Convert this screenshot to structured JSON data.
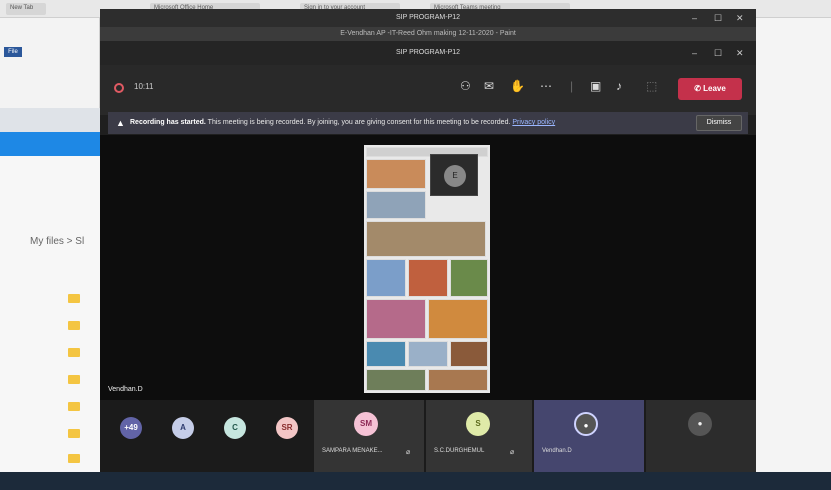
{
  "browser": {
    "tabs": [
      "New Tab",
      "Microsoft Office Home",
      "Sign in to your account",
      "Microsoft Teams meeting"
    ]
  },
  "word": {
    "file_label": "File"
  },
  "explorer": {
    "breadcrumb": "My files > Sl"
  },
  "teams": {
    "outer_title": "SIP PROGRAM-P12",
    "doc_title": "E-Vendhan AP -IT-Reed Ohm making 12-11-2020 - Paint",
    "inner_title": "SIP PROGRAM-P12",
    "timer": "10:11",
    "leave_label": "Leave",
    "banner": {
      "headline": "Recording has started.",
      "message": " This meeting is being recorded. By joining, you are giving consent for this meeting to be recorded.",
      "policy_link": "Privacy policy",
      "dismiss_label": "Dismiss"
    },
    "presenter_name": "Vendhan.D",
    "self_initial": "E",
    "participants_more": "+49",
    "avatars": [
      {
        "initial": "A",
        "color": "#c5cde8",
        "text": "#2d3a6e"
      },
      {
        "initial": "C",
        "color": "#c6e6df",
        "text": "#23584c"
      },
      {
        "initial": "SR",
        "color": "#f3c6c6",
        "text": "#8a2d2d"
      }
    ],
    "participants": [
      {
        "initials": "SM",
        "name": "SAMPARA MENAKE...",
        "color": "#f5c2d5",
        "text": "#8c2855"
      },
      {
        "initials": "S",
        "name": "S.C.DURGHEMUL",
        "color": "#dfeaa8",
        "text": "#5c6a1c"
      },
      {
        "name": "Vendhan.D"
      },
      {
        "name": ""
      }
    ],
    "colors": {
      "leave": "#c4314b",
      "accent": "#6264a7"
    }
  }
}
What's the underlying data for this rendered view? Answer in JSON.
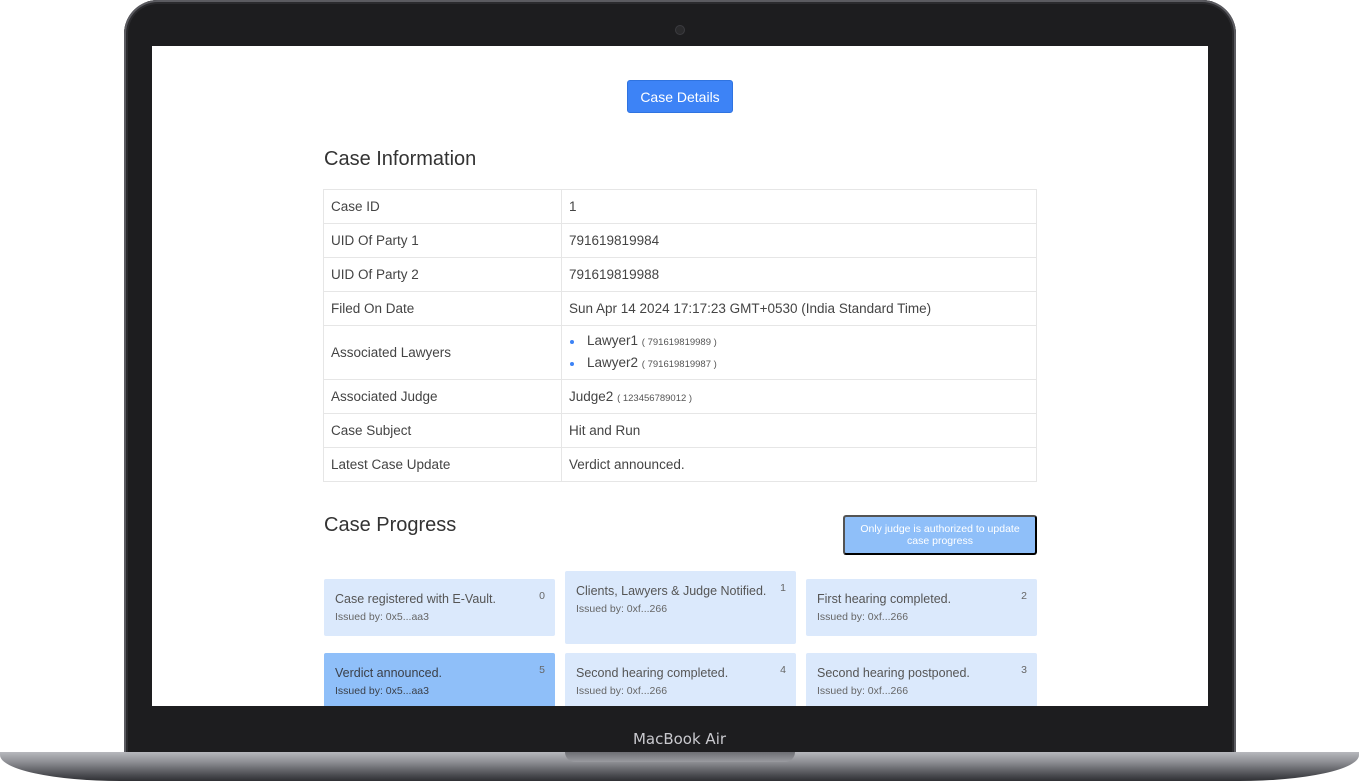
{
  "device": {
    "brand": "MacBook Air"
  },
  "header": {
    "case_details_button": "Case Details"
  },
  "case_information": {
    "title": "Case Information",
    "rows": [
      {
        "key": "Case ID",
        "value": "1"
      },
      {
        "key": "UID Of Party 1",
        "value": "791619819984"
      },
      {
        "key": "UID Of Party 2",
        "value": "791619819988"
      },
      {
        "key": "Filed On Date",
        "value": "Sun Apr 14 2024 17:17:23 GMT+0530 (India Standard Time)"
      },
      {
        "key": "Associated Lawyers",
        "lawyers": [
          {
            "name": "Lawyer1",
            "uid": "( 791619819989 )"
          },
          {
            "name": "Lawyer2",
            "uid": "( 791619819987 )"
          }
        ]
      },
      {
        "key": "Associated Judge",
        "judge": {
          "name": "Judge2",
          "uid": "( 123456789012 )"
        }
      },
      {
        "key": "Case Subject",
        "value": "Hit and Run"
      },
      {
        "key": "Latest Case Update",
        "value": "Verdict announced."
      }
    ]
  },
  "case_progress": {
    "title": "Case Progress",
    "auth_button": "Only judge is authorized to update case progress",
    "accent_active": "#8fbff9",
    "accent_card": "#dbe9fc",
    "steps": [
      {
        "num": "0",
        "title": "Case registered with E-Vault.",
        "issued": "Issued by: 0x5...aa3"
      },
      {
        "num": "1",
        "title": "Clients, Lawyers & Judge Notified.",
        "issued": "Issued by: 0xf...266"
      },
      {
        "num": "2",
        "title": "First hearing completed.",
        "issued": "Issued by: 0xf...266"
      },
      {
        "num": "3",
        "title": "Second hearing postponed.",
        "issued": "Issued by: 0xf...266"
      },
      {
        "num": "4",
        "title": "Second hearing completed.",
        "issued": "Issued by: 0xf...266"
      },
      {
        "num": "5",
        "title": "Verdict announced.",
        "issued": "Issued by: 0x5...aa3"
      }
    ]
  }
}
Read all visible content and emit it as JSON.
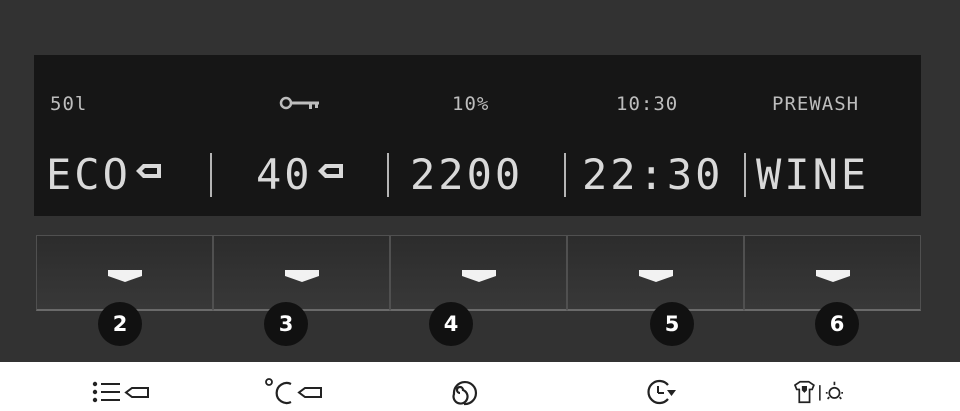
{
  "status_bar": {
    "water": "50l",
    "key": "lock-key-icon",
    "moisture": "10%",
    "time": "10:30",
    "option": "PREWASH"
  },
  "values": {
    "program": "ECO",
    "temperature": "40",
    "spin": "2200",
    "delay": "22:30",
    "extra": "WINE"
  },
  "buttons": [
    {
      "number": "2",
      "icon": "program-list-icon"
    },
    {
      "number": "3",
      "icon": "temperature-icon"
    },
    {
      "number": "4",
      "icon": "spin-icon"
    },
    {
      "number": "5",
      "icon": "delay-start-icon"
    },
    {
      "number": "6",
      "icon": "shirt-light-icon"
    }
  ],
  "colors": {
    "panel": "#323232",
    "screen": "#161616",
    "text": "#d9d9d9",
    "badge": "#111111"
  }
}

= = = = = = =

* **Aim of the exercise**: Looking at the records above, tally the lines holding "Verdict" and reply with that number only.

* **Task output**: 2